# [GOAL]
List each line of the data that holds the word "Liberal".

===== GIVEN DATA

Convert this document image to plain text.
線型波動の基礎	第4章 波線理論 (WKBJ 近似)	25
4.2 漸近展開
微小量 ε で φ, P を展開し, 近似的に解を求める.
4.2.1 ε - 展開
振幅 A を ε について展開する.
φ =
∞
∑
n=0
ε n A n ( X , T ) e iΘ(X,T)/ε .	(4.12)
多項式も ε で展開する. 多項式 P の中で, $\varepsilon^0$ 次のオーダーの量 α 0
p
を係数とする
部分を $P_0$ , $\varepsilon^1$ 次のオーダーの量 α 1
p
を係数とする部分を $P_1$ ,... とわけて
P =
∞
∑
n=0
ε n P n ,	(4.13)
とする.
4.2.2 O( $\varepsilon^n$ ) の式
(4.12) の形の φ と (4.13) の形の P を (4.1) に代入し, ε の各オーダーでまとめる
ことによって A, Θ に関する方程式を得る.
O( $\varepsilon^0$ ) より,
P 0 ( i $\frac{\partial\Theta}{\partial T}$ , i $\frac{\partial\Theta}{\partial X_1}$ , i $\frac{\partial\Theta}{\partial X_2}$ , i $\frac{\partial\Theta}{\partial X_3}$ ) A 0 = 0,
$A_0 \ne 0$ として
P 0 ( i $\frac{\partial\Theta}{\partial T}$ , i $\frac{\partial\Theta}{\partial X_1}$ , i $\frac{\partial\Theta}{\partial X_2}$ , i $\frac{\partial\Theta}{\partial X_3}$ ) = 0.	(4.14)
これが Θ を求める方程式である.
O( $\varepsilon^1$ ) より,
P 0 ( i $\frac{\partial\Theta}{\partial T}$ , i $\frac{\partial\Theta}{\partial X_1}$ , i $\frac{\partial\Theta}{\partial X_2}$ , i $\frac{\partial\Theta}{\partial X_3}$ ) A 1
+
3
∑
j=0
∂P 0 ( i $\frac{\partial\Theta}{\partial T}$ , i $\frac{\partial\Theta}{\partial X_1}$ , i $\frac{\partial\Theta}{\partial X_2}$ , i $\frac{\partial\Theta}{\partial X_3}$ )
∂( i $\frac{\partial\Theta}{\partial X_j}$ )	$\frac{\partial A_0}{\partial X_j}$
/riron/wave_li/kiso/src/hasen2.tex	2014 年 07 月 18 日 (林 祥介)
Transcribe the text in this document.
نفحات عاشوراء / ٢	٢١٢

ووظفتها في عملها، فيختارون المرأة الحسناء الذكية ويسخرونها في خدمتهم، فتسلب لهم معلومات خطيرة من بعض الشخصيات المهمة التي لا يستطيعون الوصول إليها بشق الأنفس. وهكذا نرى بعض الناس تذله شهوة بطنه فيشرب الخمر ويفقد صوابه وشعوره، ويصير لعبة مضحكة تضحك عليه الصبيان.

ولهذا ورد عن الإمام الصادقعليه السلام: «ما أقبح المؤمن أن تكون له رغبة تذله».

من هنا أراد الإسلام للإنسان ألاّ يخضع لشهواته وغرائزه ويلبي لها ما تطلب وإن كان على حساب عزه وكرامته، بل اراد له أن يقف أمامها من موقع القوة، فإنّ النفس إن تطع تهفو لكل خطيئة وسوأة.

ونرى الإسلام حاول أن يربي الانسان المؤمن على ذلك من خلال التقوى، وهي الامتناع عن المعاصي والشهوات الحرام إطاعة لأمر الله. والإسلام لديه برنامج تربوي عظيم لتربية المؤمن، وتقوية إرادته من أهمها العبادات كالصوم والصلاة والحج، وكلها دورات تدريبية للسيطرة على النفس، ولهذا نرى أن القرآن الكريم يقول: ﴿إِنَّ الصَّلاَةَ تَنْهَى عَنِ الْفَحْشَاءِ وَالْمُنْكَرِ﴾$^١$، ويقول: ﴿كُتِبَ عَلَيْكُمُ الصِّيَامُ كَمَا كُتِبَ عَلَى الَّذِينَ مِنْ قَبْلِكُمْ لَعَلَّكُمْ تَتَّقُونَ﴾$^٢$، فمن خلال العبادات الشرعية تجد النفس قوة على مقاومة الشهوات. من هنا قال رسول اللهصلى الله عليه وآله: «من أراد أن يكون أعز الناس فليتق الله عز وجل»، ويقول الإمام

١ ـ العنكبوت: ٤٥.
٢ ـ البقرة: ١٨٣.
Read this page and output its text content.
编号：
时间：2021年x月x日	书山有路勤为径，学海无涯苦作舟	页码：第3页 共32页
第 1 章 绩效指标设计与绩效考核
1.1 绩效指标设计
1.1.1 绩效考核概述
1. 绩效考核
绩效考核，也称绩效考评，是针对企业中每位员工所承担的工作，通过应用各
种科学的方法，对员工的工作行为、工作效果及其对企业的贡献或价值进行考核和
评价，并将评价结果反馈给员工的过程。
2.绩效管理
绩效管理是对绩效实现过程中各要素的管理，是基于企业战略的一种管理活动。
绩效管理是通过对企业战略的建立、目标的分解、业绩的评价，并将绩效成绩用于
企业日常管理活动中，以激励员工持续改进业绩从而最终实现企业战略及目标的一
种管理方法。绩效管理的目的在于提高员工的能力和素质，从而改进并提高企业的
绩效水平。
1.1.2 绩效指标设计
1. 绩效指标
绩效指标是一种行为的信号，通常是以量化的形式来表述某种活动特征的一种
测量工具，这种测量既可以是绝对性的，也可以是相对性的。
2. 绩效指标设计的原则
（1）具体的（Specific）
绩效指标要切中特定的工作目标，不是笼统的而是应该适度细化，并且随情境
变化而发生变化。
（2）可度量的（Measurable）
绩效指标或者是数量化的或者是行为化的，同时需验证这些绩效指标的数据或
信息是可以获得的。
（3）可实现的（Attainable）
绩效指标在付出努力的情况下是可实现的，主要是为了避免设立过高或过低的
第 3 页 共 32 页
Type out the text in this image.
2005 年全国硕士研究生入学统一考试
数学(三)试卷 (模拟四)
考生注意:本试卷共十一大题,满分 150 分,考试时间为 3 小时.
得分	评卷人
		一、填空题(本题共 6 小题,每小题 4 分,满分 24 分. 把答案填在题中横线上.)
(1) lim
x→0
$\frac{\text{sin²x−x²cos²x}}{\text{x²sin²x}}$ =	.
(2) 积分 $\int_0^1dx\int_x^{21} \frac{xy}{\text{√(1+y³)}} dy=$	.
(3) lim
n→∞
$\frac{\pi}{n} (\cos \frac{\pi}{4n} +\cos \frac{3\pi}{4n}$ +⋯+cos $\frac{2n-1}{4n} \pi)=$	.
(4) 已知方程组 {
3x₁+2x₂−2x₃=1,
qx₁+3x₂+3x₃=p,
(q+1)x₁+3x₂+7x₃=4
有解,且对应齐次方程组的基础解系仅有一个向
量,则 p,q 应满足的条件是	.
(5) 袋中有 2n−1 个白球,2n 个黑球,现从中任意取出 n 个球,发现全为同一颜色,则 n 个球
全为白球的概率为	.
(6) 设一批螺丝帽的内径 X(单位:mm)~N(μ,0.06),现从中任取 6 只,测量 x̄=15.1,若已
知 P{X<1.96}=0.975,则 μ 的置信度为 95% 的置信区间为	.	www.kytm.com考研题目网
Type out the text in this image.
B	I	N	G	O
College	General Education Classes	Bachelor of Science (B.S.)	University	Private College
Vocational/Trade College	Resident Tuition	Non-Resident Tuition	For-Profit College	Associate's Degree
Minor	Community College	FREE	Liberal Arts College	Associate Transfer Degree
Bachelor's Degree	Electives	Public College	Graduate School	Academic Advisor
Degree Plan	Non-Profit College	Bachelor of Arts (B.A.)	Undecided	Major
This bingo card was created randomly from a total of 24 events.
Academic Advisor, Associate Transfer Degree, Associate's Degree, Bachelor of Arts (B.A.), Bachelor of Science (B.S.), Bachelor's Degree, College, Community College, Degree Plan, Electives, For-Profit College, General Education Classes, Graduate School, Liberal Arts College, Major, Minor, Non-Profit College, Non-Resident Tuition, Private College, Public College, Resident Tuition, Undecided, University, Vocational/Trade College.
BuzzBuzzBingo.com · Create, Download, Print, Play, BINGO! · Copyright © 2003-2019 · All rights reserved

==========

# [FINISHED ANSWER]
Minor	Community College	FREE	Liberal Arts College	Associate Transfer Degree
Academic Advisor, Associate Transfer Degree, Associate's Degree, Bachelor of Arts (B.A.), Bachelor of Science (B.S.), Bachelor's Degree, College, Community College, Degree Plan, Electives, For-Profit College, General Education Classes, Graduate School, Liberal Arts College, Major, Minor, Non-Profit College, Non-Resident Tuition, Private College, Public College, Resident Tuition, Undecided, University, Vocational/Trade College.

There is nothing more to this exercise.